For the listing below, give the count of lines containing "ylabel", and no other text.
-------- Input records
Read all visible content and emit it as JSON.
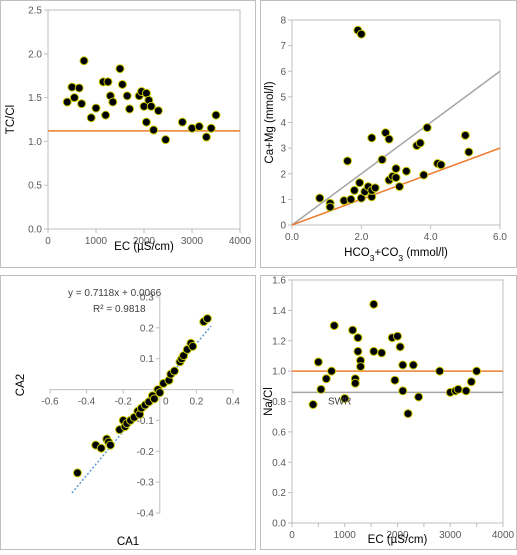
{
  "colors": {
    "point_fill": "#000000",
    "point_stroke": "#c8c800",
    "orange_line": "#ed7d31",
    "gray_line": "#a5a5a5",
    "trend_line": "#5b9bd5",
    "axis": "#bfbfbf",
    "border": "#bfbfbf"
  },
  "chart_data": [
    {
      "id": "tc_cl",
      "type": "scatter",
      "xlabel": "EC (µS/cm)",
      "ylabel": "TC/Cl",
      "xlim": [
        0,
        4000
      ],
      "ylim": [
        0,
        2.5
      ],
      "xticks": [
        0,
        1000,
        2000,
        3000,
        4000
      ],
      "yticks": [
        0.0,
        0.5,
        1.0,
        1.5,
        2.0,
        2.5
      ],
      "xtick_labels": [
        "0",
        "1000",
        "2000",
        "3000",
        "4000"
      ],
      "ytick_labels": [
        "0.0",
        "0.5",
        "1.0",
        "1.5",
        "2.0",
        "2.5"
      ],
      "grid": false,
      "hlines": [
        {
          "y": 1.12,
          "color": "#ed7d31"
        }
      ],
      "points": [
        [
          400,
          1.45
        ],
        [
          500,
          1.62
        ],
        [
          550,
          1.5
        ],
        [
          650,
          1.61
        ],
        [
          700,
          1.43
        ],
        [
          750,
          1.92
        ],
        [
          900,
          1.27
        ],
        [
          1000,
          1.38
        ],
        [
          1150,
          1.68
        ],
        [
          1200,
          1.3
        ],
        [
          1250,
          1.68
        ],
        [
          1300,
          1.52
        ],
        [
          1350,
          1.45
        ],
        [
          1500,
          1.83
        ],
        [
          1550,
          1.65
        ],
        [
          1650,
          1.52
        ],
        [
          1700,
          1.37
        ],
        [
          1900,
          1.52
        ],
        [
          1950,
          1.57
        ],
        [
          2000,
          1.4
        ],
        [
          2050,
          1.55
        ],
        [
          2100,
          1.47
        ],
        [
          2050,
          1.22
        ],
        [
          2150,
          1.4
        ],
        [
          2200,
          1.13
        ],
        [
          2300,
          1.35
        ],
        [
          2450,
          1.02
        ],
        [
          2800,
          1.22
        ],
        [
          3000,
          1.15
        ],
        [
          3150,
          1.17
        ],
        [
          3300,
          1.05
        ],
        [
          3400,
          1.15
        ],
        [
          3500,
          1.3
        ]
      ]
    },
    {
      "id": "camg_hco3",
      "type": "scatter",
      "xlabel_parts": [
        {
          "t": "HCO",
          "sub": false
        },
        {
          "t": "3",
          "sub": true
        },
        {
          "t": "+CO",
          "sub": false
        },
        {
          "t": "3",
          "sub": true
        },
        {
          "t": " (mmol/l)",
          "sub": false
        }
      ],
      "ylabel": "Ca+Mg (mmol/l)",
      "xlim": [
        0,
        6
      ],
      "ylim": [
        0,
        8
      ],
      "xticks": [
        0,
        2,
        4,
        6
      ],
      "yticks": [
        0,
        1,
        2,
        3,
        4,
        5,
        6,
        7,
        8
      ],
      "xtick_labels": [
        "0.0",
        "2.0",
        "4.0",
        "6.0"
      ],
      "ytick_labels": [
        "0",
        "1",
        "2",
        "3",
        "4",
        "5",
        "6",
        "7",
        "8"
      ],
      "grid": false,
      "lines": [
        {
          "x1": 0,
          "y1": 0,
          "x2": 6,
          "y2": 6,
          "color": "#a5a5a5"
        },
        {
          "x1": 0,
          "y1": 0,
          "x2": 6,
          "y2": 3,
          "color": "#ed7d31"
        }
      ],
      "points": [
        [
          0.8,
          1.05
        ],
        [
          1.1,
          0.85
        ],
        [
          1.1,
          0.7
        ],
        [
          1.5,
          0.95
        ],
        [
          1.6,
          2.5
        ],
        [
          1.7,
          1.0
        ],
        [
          1.8,
          1.35
        ],
        [
          1.9,
          7.6
        ],
        [
          1.95,
          1.65
        ],
        [
          2.0,
          7.45
        ],
        [
          2.0,
          1.05
        ],
        [
          2.1,
          1.3
        ],
        [
          2.2,
          1.5
        ],
        [
          2.3,
          1.1
        ],
        [
          2.3,
          1.35
        ],
        [
          2.3,
          3.4
        ],
        [
          2.4,
          1.45
        ],
        [
          2.6,
          2.55
        ],
        [
          2.7,
          3.6
        ],
        [
          2.8,
          3.35
        ],
        [
          2.8,
          1.75
        ],
        [
          2.9,
          1.9
        ],
        [
          3.0,
          2.2
        ],
        [
          3.0,
          1.85
        ],
        [
          3.1,
          1.5
        ],
        [
          3.3,
          2.1
        ],
        [
          3.6,
          3.1
        ],
        [
          3.7,
          3.2
        ],
        [
          3.8,
          1.95
        ],
        [
          3.9,
          3.8
        ],
        [
          4.2,
          2.4
        ],
        [
          4.3,
          2.35
        ],
        [
          5.0,
          3.5
        ],
        [
          5.1,
          2.85
        ]
      ]
    },
    {
      "id": "ca2_ca1",
      "type": "scatter",
      "xlabel": "CA1",
      "ylabel": "CA2",
      "xlim": [
        -0.6,
        0.4
      ],
      "ylim": [
        -0.4,
        0.3
      ],
      "xticks": [
        -0.6,
        -0.4,
        -0.2,
        0,
        0.2,
        0.4
      ],
      "yticks": [
        -0.4,
        -0.3,
        -0.2,
        -0.1,
        0,
        0.1,
        0.2,
        0.3
      ],
      "xtick_labels": [
        "-0.6",
        "-0.4",
        "-0.2",
        "0",
        "0.2",
        "0.4"
      ],
      "ytick_labels": [
        "-0.4",
        "-0.3",
        "-0.2",
        "-0.1",
        "0",
        "0.1",
        "0.2",
        "0.3"
      ],
      "grid": false,
      "equation": "y = 0.7118x + 0.0066",
      "r2": "R² = 0.9818",
      "trendline": {
        "slope": 0.7118,
        "intercept": 0.0066,
        "x_from": -0.48,
        "x_to": 0.28,
        "color": "#5b9bd5"
      },
      "points": [
        [
          -0.45,
          -0.27
        ],
        [
          -0.35,
          -0.18
        ],
        [
          -0.32,
          -0.19
        ],
        [
          -0.29,
          -0.16
        ],
        [
          -0.28,
          -0.17
        ],
        [
          -0.27,
          -0.18
        ],
        [
          -0.22,
          -0.13
        ],
        [
          -0.2,
          -0.1
        ],
        [
          -0.19,
          -0.12
        ],
        [
          -0.18,
          -0.11
        ],
        [
          -0.16,
          -0.1
        ],
        [
          -0.14,
          -0.09
        ],
        [
          -0.12,
          -0.07
        ],
        [
          -0.11,
          -0.08
        ],
        [
          -0.1,
          -0.06
        ],
        [
          -0.08,
          -0.05
        ],
        [
          -0.06,
          -0.04
        ],
        [
          -0.04,
          -0.02
        ],
        [
          -0.03,
          -0.03
        ],
        [
          -0.01,
          0.0
        ],
        [
          0.0,
          -0.01
        ],
        [
          0.02,
          0.02
        ],
        [
          0.05,
          0.03
        ],
        [
          0.06,
          0.05
        ],
        [
          0.08,
          0.06
        ],
        [
          0.11,
          0.09
        ],
        [
          0.12,
          0.1
        ],
        [
          0.13,
          0.11
        ],
        [
          0.15,
          0.13
        ],
        [
          0.17,
          0.15
        ],
        [
          0.18,
          0.14
        ],
        [
          0.24,
          0.22
        ],
        [
          0.26,
          0.23
        ]
      ]
    },
    {
      "id": "na_cl",
      "type": "scatter",
      "xlabel": "EC (µS/cm)",
      "ylabel": "Na/Cl",
      "xlim": [
        0,
        4000
      ],
      "ylim": [
        0,
        1.6
      ],
      "xticks": [
        0,
        500,
        1000,
        1500,
        2000,
        2500,
        3000,
        3500,
        4000
      ],
      "yticks": [
        0.0,
        0.2,
        0.4,
        0.6,
        0.8,
        1.0,
        1.2,
        1.4,
        1.6
      ],
      "xtick_labels": [
        "0",
        "",
        "1000",
        "",
        "2000",
        "",
        "3000",
        "",
        "4000"
      ],
      "ytick_labels": [
        "0.0",
        "0.2",
        "0.4",
        "0.6",
        "0.8",
        "1.0",
        "1.2",
        "1.4",
        "1.6"
      ],
      "grid": false,
      "hlines": [
        {
          "y": 1.0,
          "color": "#ed7d31"
        },
        {
          "y": 0.86,
          "color": "#a5a5a5"
        }
      ],
      "swr_label": "SWR",
      "points": [
        [
          400,
          0.78
        ],
        [
          500,
          1.06
        ],
        [
          550,
          0.88
        ],
        [
          650,
          0.95
        ],
        [
          750,
          1.0
        ],
        [
          800,
          1.3
        ],
        [
          1000,
          0.82
        ],
        [
          1150,
          1.27
        ],
        [
          1200,
          0.95
        ],
        [
          1200,
          0.92
        ],
        [
          1250,
          1.22
        ],
        [
          1250,
          1.13
        ],
        [
          1300,
          1.07
        ],
        [
          1300,
          1.03
        ],
        [
          1550,
          1.44
        ],
        [
          1550,
          1.13
        ],
        [
          1700,
          1.12
        ],
        [
          1900,
          1.22
        ],
        [
          1950,
          0.94
        ],
        [
          2000,
          1.23
        ],
        [
          2050,
          1.16
        ],
        [
          2100,
          1.04
        ],
        [
          2100,
          0.87
        ],
        [
          2200,
          0.72
        ],
        [
          2300,
          1.04
        ],
        [
          2400,
          0.83
        ],
        [
          2800,
          1.0
        ],
        [
          3000,
          0.86
        ],
        [
          3100,
          0.87
        ],
        [
          3150,
          0.88
        ],
        [
          3300,
          0.87
        ],
        [
          3400,
          0.93
        ],
        [
          3500,
          1.0
        ]
      ]
    }
  ]
}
----------------
**Task solution**
4